**Figure collection entries:**
- - - - -
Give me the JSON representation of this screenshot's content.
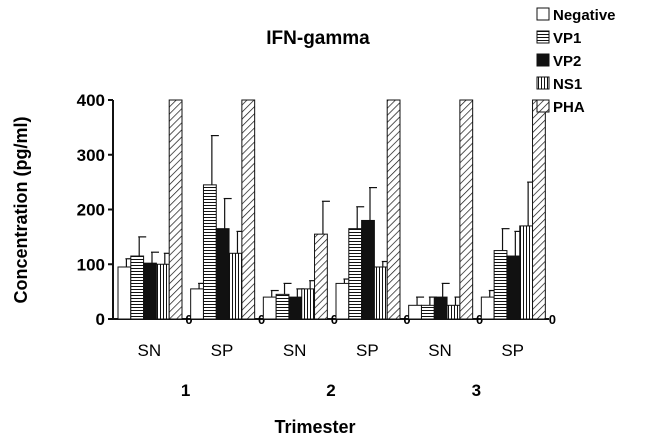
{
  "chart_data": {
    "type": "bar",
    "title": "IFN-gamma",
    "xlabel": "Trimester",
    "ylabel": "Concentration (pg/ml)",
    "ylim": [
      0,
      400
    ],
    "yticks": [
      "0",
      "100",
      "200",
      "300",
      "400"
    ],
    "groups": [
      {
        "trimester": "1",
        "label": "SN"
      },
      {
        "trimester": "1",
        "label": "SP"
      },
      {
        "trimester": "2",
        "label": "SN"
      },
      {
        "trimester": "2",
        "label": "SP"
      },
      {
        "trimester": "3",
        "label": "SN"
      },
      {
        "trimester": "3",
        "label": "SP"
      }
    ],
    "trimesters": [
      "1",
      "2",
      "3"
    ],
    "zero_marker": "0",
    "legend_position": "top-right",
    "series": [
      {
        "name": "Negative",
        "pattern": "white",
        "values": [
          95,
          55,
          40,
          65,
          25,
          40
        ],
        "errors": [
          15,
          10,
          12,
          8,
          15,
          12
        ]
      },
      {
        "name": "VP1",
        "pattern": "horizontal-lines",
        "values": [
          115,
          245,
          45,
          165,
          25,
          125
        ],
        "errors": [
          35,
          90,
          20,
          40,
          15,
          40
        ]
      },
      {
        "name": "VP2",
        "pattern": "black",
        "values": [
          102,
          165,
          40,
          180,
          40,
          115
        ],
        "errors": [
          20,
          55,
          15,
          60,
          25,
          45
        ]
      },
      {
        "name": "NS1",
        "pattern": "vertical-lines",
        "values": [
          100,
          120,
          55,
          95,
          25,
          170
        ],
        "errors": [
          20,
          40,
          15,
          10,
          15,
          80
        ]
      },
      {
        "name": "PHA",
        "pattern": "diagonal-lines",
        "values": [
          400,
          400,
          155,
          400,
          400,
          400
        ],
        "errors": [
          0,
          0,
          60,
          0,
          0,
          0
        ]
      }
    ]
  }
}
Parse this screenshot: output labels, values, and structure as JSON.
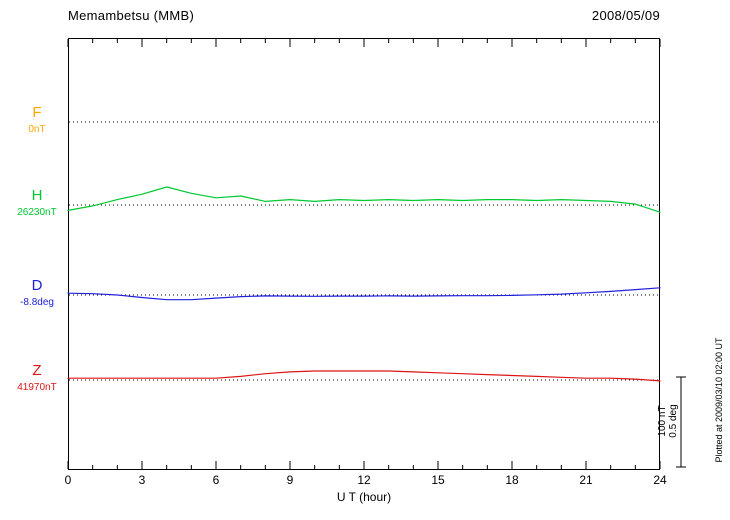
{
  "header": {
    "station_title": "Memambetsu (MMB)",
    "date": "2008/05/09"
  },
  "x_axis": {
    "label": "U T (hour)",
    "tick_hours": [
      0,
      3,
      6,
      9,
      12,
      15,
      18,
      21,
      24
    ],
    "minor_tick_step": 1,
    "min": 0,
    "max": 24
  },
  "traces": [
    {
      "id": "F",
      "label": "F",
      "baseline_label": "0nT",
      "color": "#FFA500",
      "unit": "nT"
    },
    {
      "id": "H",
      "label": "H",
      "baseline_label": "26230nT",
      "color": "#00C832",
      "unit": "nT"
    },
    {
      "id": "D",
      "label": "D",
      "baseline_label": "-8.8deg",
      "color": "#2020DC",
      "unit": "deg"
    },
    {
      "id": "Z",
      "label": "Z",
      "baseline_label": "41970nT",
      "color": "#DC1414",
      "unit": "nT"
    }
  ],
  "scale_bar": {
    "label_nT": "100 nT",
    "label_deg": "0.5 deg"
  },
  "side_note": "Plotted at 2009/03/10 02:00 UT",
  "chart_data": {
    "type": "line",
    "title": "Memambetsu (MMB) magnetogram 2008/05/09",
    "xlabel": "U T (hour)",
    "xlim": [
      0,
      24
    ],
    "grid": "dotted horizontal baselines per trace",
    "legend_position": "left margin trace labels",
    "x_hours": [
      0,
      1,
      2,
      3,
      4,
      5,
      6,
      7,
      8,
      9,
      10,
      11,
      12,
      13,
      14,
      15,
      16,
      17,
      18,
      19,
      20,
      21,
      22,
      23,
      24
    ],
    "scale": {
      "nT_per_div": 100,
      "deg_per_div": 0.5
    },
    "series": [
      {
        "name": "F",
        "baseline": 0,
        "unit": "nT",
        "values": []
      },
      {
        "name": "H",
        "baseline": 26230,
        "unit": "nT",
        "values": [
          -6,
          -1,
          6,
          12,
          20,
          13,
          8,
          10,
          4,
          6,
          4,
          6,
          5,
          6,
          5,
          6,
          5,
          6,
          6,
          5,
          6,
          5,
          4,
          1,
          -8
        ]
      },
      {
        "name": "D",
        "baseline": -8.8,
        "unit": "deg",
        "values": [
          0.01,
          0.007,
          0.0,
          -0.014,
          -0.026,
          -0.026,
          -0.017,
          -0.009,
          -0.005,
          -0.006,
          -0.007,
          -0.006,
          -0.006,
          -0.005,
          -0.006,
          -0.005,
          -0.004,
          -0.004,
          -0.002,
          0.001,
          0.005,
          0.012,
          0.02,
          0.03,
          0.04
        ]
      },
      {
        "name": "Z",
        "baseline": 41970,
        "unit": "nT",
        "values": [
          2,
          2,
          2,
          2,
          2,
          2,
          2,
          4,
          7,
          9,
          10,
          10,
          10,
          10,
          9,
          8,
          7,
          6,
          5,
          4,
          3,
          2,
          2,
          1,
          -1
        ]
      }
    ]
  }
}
- - - - -
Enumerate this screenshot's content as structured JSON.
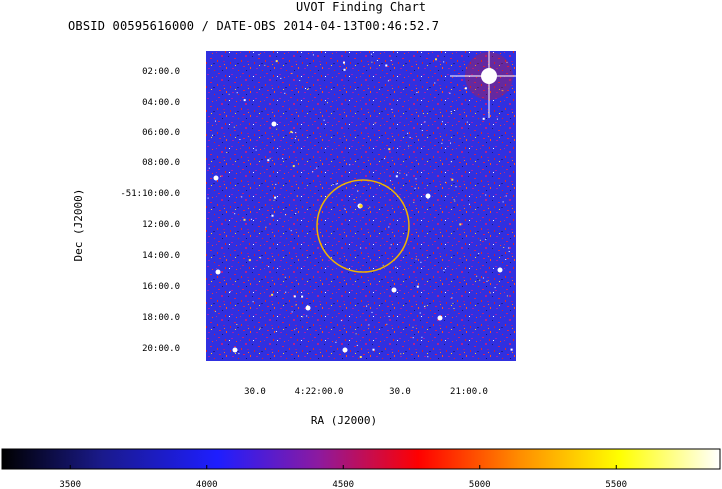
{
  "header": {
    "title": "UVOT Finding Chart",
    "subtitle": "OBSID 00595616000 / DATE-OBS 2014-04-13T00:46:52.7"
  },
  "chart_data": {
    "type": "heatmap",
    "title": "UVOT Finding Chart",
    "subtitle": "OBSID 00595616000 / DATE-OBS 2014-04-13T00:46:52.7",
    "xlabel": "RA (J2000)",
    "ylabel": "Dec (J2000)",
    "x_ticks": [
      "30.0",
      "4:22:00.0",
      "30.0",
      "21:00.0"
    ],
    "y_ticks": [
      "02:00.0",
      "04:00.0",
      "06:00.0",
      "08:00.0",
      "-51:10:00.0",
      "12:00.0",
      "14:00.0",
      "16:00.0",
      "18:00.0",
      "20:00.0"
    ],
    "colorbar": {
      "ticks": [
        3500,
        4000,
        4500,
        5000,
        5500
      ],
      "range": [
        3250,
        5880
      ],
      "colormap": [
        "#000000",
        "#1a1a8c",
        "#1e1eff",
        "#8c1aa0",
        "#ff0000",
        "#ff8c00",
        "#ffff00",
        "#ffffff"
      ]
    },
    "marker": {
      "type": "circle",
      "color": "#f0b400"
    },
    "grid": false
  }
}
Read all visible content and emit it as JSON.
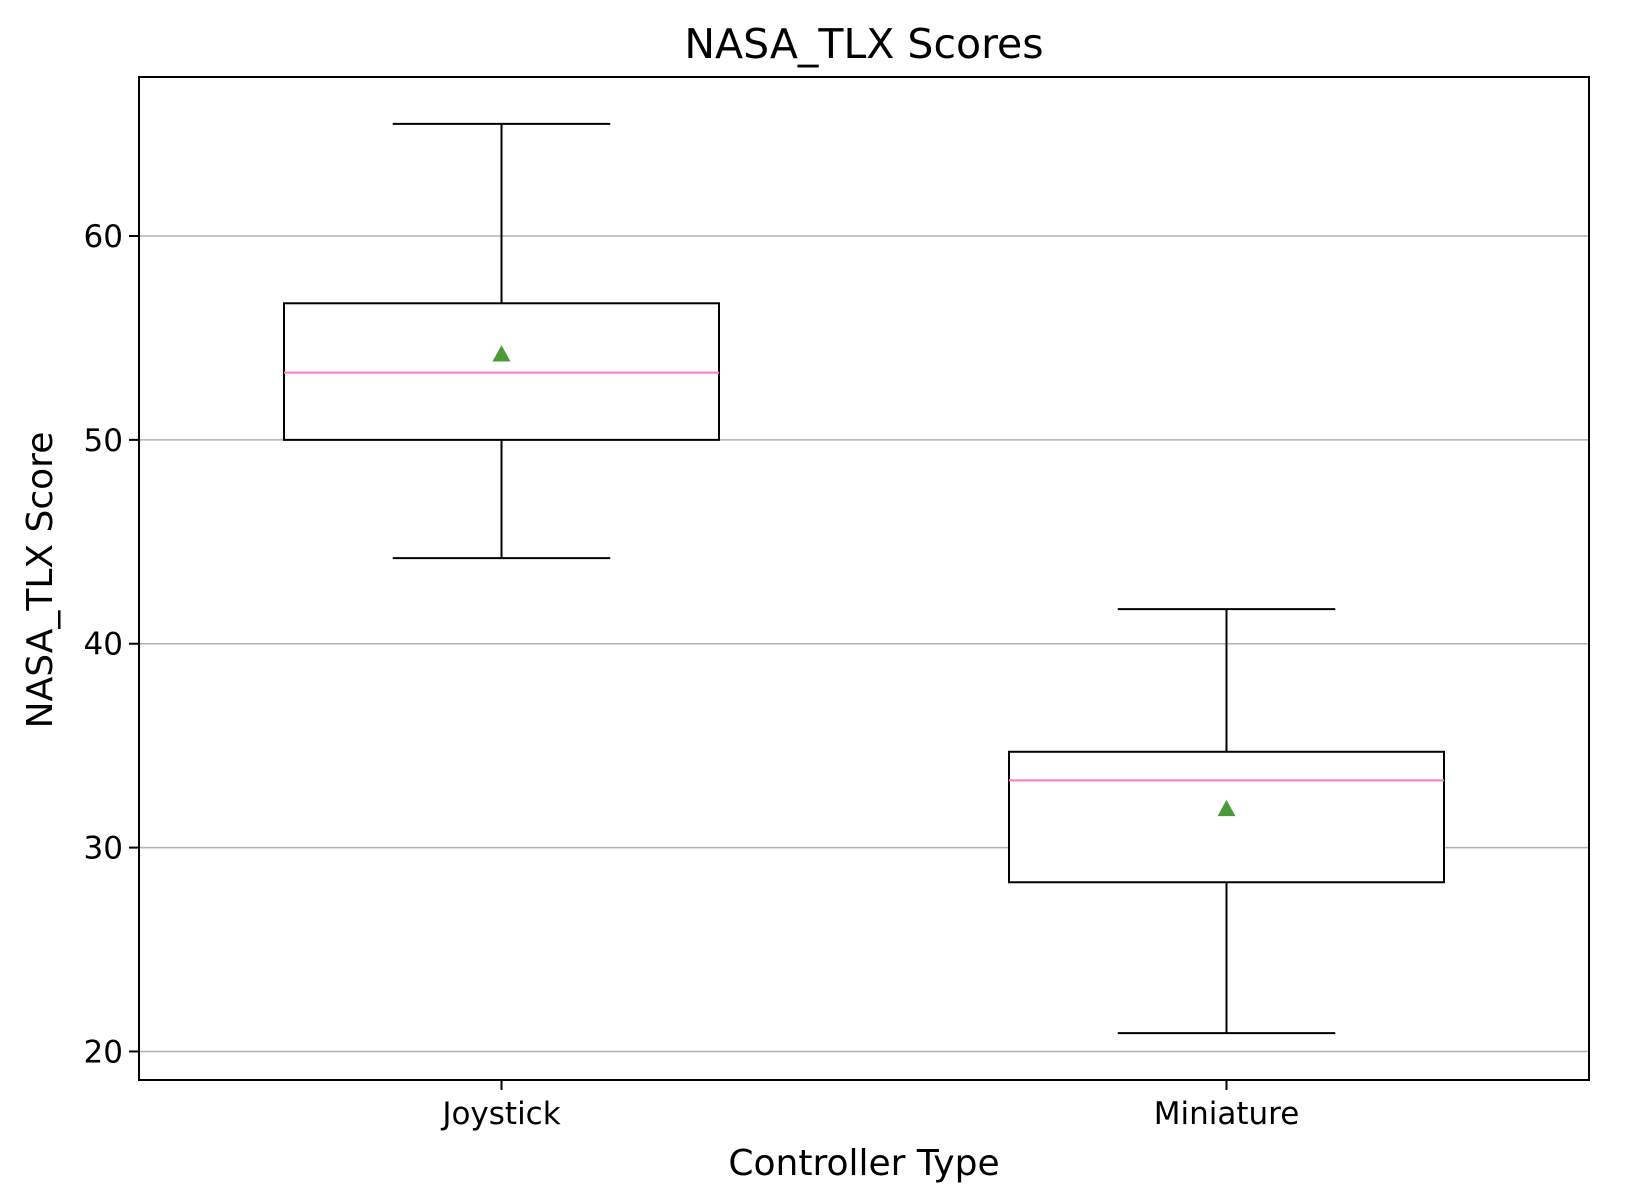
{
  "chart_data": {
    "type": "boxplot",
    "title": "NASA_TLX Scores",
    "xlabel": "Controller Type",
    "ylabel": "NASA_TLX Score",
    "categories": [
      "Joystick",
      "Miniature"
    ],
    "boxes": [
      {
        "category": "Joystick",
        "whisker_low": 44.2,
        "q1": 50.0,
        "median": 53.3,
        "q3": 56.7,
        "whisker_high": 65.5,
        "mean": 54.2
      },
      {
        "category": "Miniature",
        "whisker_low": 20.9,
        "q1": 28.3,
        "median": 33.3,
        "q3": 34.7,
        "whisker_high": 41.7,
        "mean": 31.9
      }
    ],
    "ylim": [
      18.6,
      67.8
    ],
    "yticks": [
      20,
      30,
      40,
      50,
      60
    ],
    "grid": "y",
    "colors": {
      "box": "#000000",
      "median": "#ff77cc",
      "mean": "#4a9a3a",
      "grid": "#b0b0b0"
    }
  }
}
- - - - -
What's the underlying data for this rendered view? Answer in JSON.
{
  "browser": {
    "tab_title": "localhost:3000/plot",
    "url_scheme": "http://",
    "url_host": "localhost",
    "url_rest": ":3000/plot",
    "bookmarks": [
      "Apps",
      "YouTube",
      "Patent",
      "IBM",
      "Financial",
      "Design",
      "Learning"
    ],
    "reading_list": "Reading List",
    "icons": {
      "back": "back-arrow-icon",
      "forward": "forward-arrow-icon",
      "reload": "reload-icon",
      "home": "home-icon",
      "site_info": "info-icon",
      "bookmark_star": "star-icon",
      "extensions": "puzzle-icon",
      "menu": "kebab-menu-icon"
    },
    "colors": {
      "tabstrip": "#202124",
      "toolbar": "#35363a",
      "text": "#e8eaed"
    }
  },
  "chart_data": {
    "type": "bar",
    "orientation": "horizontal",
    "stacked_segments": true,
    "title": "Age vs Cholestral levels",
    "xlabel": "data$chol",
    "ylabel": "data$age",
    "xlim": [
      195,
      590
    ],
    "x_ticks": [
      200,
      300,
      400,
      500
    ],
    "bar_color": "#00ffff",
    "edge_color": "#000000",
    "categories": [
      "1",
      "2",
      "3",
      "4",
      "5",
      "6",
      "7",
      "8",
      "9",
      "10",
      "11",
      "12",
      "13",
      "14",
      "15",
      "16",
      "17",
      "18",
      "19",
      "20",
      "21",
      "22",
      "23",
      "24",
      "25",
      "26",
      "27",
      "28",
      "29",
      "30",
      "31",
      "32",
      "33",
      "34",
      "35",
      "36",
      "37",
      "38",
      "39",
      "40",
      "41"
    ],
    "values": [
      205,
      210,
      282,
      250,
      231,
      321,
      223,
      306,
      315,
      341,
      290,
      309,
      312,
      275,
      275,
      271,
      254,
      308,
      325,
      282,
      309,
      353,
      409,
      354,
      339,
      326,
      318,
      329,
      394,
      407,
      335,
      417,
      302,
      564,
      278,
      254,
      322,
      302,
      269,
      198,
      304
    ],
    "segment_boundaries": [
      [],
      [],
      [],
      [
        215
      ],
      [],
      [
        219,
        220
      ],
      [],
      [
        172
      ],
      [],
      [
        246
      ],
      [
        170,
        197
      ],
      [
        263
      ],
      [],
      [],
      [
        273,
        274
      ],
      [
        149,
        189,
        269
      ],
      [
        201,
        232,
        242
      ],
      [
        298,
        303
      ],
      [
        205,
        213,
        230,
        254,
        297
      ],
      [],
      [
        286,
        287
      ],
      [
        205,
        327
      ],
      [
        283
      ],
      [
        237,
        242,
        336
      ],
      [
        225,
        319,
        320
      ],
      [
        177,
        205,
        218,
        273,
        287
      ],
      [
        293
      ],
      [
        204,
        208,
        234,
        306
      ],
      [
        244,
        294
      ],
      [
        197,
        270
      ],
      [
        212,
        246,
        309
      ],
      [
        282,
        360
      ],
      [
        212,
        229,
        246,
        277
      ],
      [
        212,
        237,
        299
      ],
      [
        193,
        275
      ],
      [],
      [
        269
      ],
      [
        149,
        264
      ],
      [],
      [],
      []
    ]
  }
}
- - - - -
**Your instructions:** Extract every line of the records above that contains the word "Memambetsu".

**Task solution:**
    "station_title": "Memambetsu (MMB)",
    "title": "Memambetsu (MMB) magnetogram 2008/05/09",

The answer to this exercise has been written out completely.